#### 演習用素材

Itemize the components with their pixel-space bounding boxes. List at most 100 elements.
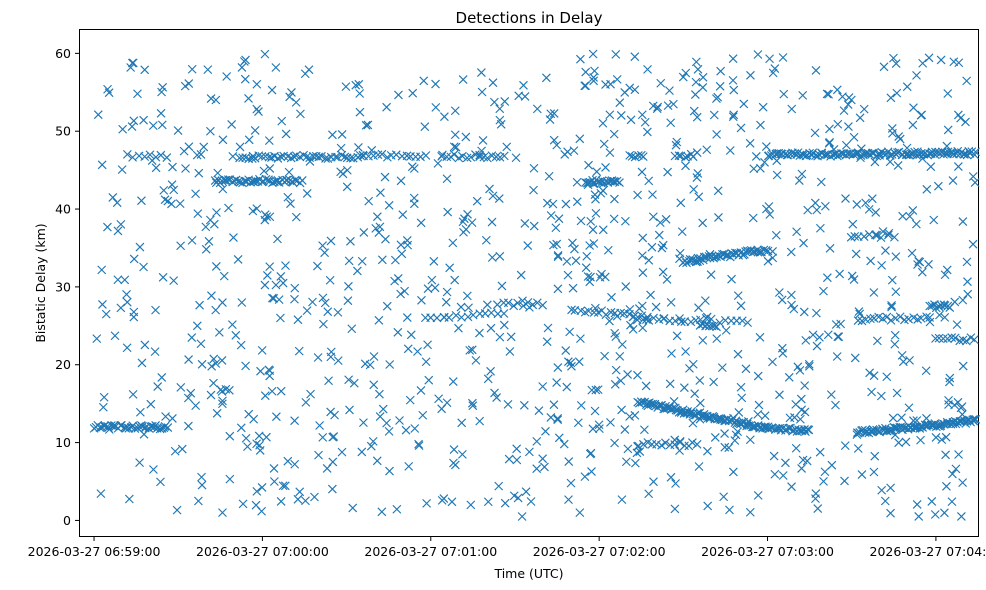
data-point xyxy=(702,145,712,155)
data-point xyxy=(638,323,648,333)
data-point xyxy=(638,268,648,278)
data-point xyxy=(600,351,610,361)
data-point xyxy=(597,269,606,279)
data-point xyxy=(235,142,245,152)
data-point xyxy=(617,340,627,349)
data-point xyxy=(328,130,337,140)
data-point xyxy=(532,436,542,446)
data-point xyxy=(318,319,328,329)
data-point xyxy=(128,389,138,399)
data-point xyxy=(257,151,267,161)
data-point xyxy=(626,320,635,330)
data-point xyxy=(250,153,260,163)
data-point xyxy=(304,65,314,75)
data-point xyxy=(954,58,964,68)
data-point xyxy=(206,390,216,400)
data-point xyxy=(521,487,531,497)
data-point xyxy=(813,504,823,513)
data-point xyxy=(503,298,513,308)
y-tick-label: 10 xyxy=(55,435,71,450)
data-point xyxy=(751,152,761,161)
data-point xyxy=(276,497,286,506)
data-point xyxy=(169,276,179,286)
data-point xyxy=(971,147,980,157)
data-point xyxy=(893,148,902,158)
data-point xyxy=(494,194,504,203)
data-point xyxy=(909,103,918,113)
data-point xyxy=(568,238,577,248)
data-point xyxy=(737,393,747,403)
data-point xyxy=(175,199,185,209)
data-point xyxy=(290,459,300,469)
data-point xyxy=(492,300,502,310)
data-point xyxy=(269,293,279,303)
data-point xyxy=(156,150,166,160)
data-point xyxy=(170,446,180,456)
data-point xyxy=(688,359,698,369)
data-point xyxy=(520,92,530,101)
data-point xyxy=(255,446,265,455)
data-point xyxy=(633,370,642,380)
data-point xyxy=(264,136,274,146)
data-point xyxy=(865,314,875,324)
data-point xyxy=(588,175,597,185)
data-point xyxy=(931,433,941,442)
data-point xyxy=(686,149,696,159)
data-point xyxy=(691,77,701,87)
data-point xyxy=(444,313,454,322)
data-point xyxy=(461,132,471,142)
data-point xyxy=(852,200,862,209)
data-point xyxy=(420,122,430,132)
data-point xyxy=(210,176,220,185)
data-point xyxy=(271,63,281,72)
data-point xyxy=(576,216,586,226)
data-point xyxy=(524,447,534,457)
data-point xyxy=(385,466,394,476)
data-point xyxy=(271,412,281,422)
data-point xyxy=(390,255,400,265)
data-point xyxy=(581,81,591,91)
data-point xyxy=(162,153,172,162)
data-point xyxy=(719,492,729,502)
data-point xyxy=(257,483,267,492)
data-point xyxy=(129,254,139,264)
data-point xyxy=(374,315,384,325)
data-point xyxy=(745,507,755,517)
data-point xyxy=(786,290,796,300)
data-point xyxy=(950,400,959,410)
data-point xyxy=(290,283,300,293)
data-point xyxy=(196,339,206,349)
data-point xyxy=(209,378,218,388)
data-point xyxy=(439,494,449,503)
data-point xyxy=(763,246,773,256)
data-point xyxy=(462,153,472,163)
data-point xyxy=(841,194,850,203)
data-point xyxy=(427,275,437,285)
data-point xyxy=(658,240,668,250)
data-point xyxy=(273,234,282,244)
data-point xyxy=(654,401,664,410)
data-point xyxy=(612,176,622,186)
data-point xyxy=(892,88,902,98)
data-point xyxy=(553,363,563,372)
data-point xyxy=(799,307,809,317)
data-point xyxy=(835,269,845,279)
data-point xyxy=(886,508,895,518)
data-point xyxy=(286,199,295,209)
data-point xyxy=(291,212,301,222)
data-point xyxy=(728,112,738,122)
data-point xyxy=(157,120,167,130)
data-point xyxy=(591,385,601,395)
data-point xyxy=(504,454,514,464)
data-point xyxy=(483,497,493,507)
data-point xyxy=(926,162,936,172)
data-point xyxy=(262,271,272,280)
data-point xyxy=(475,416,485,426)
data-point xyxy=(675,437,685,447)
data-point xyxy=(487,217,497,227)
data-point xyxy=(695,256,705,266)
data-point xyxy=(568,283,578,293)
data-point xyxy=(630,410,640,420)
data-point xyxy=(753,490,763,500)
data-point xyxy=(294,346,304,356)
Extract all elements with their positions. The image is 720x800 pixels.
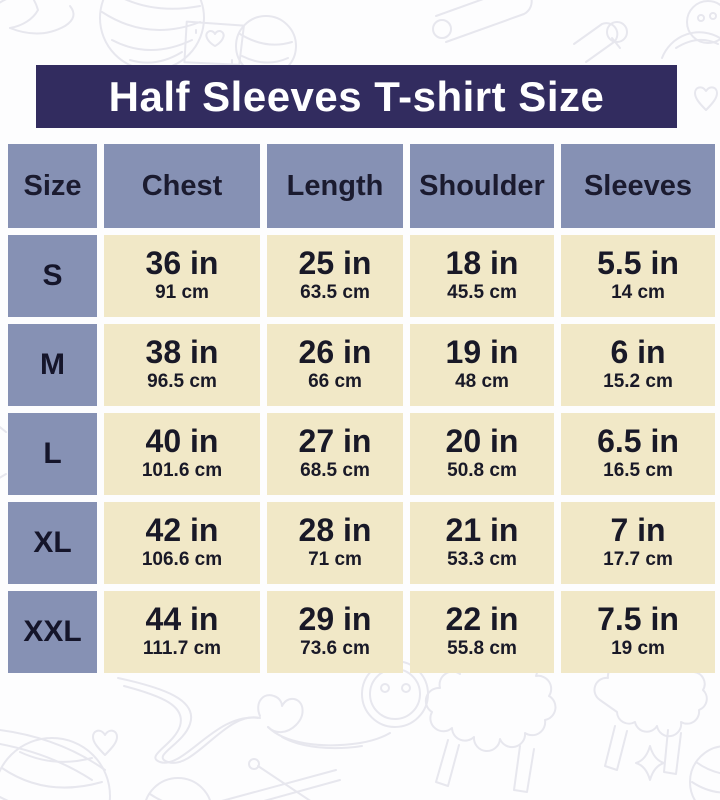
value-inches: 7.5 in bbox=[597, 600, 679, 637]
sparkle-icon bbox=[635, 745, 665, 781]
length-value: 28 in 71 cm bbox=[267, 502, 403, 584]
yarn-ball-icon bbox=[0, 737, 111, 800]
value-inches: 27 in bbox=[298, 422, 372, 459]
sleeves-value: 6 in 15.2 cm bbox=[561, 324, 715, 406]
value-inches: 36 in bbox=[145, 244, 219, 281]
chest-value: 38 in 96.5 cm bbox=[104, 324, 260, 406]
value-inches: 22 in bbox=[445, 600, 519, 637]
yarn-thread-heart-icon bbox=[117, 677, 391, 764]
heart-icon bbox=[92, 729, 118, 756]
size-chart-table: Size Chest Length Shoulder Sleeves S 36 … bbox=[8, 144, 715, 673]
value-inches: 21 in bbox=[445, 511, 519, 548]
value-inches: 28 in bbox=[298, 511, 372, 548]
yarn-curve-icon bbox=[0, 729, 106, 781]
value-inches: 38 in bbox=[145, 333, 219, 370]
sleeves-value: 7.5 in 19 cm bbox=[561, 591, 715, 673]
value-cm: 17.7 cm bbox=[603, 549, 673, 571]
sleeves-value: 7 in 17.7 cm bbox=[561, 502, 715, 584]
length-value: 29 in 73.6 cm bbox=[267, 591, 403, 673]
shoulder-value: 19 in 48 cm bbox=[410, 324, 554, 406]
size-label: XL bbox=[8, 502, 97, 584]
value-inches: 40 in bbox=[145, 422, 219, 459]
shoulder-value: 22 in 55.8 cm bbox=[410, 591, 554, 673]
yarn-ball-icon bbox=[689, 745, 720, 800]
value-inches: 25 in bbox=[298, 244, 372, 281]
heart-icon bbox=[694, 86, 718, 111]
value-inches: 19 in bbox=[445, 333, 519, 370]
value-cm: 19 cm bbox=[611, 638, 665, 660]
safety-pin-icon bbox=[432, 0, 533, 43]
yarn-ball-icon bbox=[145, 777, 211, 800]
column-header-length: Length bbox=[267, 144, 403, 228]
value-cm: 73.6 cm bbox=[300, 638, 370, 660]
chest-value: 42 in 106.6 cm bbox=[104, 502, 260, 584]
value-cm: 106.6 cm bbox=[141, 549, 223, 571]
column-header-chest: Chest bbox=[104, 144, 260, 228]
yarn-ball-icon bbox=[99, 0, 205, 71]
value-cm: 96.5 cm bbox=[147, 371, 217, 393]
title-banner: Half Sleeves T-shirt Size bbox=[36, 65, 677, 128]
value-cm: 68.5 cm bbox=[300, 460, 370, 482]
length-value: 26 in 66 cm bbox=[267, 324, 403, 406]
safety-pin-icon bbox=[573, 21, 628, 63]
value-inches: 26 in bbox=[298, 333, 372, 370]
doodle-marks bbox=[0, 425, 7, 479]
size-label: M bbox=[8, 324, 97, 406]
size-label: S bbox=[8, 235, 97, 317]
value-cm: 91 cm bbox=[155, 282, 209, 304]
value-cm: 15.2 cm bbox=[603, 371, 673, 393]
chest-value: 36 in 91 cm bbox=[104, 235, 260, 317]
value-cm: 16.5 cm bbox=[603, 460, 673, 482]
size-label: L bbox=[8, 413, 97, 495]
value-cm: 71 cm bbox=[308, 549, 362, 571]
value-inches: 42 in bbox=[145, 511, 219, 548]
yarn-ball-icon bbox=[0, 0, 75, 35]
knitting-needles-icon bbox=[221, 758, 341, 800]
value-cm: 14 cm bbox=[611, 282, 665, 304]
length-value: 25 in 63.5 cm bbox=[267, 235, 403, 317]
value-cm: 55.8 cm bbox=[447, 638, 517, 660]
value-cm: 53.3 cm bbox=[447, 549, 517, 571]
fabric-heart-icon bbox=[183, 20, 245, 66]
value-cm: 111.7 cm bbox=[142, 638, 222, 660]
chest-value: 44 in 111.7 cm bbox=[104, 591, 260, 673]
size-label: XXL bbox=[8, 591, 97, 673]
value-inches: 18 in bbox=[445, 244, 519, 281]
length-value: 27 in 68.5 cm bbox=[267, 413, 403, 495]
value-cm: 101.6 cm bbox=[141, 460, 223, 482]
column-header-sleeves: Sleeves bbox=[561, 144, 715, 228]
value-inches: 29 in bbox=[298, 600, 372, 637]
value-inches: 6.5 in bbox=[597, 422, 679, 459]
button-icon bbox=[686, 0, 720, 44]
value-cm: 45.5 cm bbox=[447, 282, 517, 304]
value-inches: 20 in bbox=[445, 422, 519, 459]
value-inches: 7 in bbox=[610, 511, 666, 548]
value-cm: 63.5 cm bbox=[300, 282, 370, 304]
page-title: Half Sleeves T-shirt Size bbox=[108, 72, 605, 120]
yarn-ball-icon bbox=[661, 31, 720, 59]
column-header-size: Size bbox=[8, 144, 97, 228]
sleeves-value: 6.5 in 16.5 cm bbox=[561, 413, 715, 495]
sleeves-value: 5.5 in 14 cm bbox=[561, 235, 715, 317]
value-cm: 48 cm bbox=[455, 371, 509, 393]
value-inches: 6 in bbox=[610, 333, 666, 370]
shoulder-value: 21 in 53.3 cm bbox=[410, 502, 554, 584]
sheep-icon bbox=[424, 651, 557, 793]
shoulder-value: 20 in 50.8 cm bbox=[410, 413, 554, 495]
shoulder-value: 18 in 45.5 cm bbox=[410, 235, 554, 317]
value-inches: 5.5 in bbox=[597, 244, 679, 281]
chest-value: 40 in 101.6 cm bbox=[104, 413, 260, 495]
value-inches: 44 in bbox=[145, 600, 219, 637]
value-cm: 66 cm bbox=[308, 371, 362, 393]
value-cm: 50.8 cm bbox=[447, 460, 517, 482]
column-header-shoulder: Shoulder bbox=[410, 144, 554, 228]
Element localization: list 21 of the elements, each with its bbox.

########

「data-point xyxy=(702,145,712,155)」を含む行から始めて「data-point xyxy=(210,176,220,185)」を含む行までを、両端の行も含めて一字一句変えずに繰り返してください。

§ 演習の解答
data-point xyxy=(702,145,712,155)
data-point xyxy=(638,323,648,333)
data-point xyxy=(638,268,648,278)
data-point xyxy=(600,351,610,361)
data-point xyxy=(597,269,606,279)
data-point xyxy=(235,142,245,152)
data-point xyxy=(617,340,627,349)
data-point xyxy=(328,130,337,140)
data-point xyxy=(532,436,542,446)
data-point xyxy=(318,319,328,329)
data-point xyxy=(128,389,138,399)
data-point xyxy=(257,151,267,161)
data-point xyxy=(626,320,635,330)
data-point xyxy=(250,153,260,163)
data-point xyxy=(304,65,314,75)
data-point xyxy=(954,58,964,68)
data-point xyxy=(206,390,216,400)
data-point xyxy=(521,487,531,497)
data-point xyxy=(813,504,823,513)
data-point xyxy=(503,298,513,308)
y-tick-label: 10 xyxy=(55,435,71,450)
data-point xyxy=(751,152,761,161)
data-point xyxy=(276,497,286,506)
data-point xyxy=(169,276,179,286)
data-point xyxy=(971,147,980,157)
data-point xyxy=(893,148,902,158)
data-point xyxy=(494,194,504,203)
data-point xyxy=(909,103,918,113)
data-point xyxy=(568,238,577,248)
data-point xyxy=(737,393,747,403)
data-point xyxy=(175,199,185,209)
data-point xyxy=(290,459,300,469)
data-point xyxy=(492,300,502,310)
data-point xyxy=(269,293,279,303)
data-point xyxy=(156,150,166,160)
data-point xyxy=(170,446,180,456)
data-point xyxy=(688,359,698,369)
data-point xyxy=(520,92,530,101)
data-point xyxy=(255,446,265,455)
data-point xyxy=(633,370,642,380)
data-point xyxy=(264,136,274,146)
data-point xyxy=(865,314,875,324)
data-point xyxy=(588,175,597,185)
data-point xyxy=(931,433,941,442)
data-point xyxy=(686,149,696,159)
data-point xyxy=(691,77,701,87)
data-point xyxy=(444,313,454,322)
data-point xyxy=(461,132,471,142)
data-point xyxy=(852,200,862,209)
data-point xyxy=(420,122,430,132)
data-point xyxy=(210,176,220,185)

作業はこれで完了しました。